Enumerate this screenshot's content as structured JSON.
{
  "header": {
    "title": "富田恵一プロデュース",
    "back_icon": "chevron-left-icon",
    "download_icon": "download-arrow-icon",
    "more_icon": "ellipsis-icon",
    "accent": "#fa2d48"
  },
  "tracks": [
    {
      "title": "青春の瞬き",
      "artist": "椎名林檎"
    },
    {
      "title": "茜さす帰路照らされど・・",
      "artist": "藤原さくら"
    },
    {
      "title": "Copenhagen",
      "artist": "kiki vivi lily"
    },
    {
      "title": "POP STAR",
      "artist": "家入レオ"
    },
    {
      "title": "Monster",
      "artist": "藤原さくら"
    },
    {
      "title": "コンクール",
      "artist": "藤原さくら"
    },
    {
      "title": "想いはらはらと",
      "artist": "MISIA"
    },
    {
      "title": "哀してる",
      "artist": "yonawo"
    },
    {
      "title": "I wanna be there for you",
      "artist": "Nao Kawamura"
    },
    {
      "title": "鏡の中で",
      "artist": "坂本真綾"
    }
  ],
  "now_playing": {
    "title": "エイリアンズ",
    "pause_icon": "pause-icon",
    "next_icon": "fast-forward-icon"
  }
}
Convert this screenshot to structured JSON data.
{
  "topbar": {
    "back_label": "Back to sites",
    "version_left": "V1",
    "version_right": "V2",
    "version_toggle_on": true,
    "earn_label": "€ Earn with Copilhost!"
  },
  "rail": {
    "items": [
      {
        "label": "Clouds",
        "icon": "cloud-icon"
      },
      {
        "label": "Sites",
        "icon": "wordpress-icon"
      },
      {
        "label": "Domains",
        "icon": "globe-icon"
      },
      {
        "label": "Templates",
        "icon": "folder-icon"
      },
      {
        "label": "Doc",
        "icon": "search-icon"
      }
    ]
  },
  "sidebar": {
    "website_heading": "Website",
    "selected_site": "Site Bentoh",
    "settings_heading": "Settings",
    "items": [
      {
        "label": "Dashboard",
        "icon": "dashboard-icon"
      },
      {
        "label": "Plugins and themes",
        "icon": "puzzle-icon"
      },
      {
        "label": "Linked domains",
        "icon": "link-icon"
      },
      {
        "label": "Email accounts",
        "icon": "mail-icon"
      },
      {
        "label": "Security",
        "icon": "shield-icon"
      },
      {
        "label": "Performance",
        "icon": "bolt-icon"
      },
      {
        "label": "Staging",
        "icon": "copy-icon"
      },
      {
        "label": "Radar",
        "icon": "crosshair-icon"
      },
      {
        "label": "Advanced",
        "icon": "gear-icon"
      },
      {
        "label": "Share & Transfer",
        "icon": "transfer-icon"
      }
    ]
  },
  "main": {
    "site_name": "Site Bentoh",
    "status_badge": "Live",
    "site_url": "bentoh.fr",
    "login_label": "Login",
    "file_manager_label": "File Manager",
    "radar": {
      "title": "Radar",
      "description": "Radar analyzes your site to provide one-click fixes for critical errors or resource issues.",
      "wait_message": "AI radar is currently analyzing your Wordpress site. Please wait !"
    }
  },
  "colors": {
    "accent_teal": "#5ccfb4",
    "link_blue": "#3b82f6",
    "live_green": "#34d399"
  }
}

--

**WHAT TO PRODUCE**. Identify the lines above that contain the word "JSON", then copy them.

**RESPONSE TO THIS EXERCISE**.
Enumerate this screenshot's content as structured JSON.
Convert this screenshot to structured JSON data.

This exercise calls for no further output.